### Work required
All of the material below is to be restated word for word, apart from the pictures.

### Dataset rows about figures
════

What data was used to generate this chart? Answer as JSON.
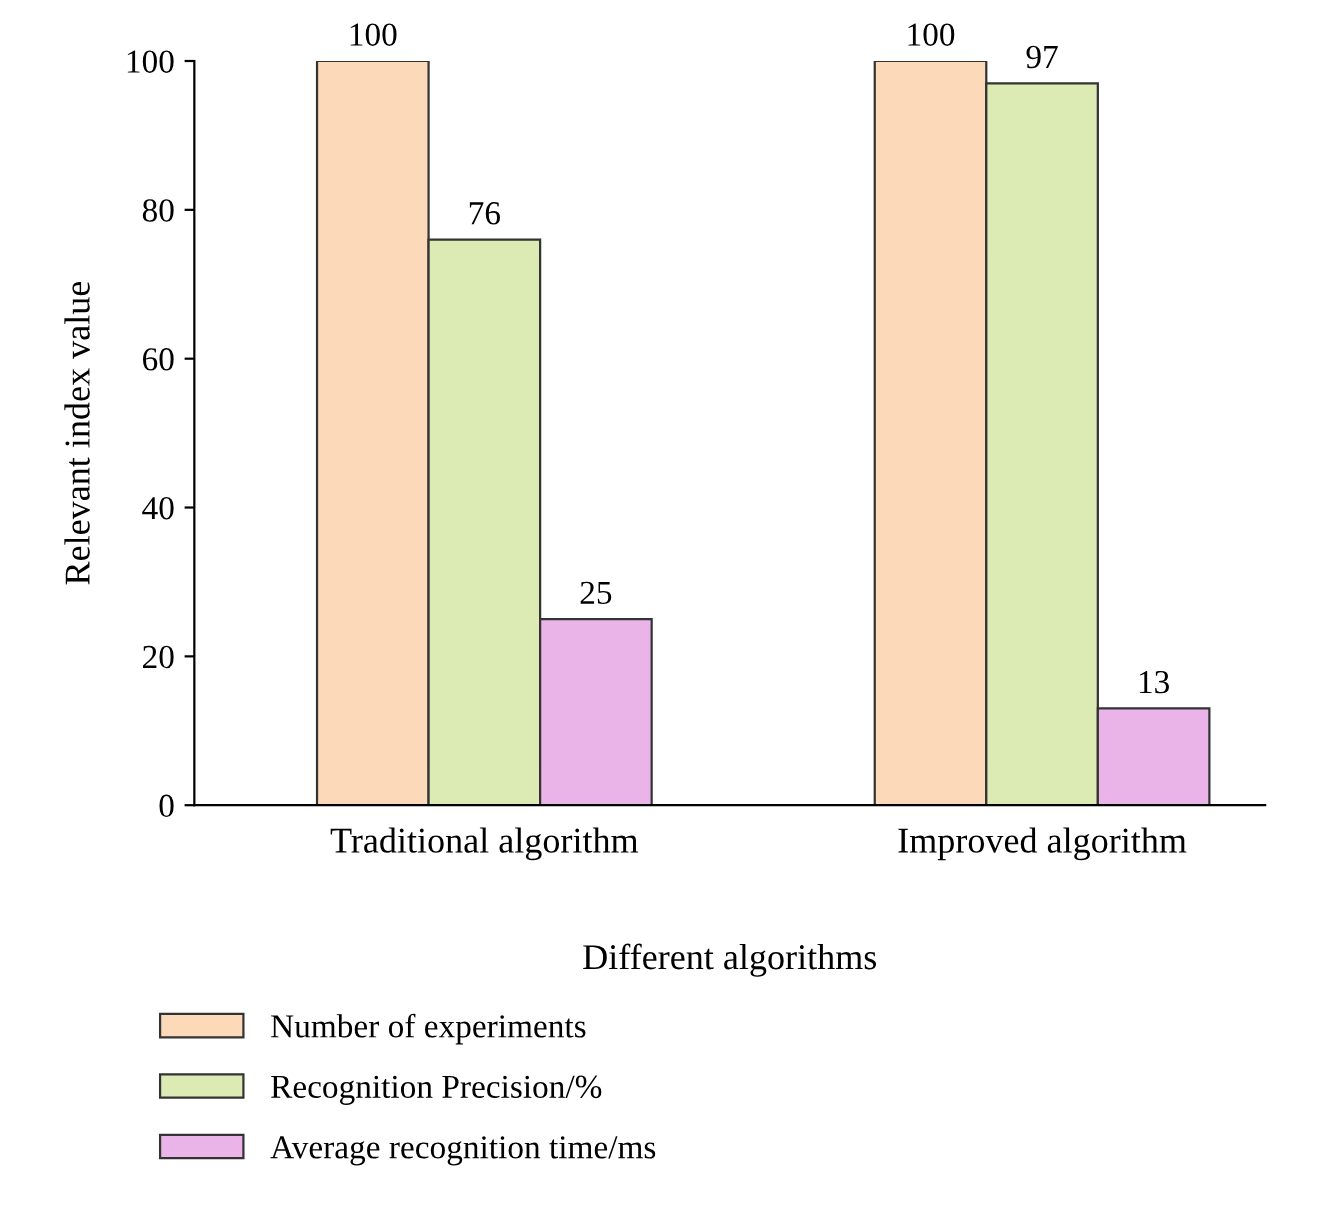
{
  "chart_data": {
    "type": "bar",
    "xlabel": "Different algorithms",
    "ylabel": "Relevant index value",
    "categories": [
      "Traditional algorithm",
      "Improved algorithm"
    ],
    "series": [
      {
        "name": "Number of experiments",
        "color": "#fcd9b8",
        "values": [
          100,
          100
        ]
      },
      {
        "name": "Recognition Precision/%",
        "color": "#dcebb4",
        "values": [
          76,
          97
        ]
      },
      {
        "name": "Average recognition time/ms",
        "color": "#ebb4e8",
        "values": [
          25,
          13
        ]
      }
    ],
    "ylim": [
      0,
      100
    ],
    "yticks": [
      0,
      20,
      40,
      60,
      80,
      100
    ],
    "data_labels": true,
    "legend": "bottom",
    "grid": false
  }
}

════

### Problem solution
What data was used to generate this chart? Answer as JSON.
{
  "chart_data": {
    "type": "bar",
    "xlabel": "Different algorithms",
    "ylabel": "Relevant index value",
    "categories": [
      "Traditional algorithm",
      "Improved algorithm"
    ],
    "series": [
      {
        "name": "Number of experiments",
        "color": "#fcd9b8",
        "values": [
          100,
          100
        ]
      },
      {
        "name": "Recognition Precision/%",
        "color": "#dcebb4",
        "values": [
          76,
          97
        ]
      },
      {
        "name": "Average recognition time/ms",
        "color": "#ebb4e8",
        "values": [
          25,
          13
        ]
      }
    ],
    "ylim": [
      0,
      100
    ],
    "yticks": [
      0,
      20,
      40,
      60,
      80,
      100
    ],
    "data_labels": true,
    "legend": "bottom",
    "grid": false
  }
}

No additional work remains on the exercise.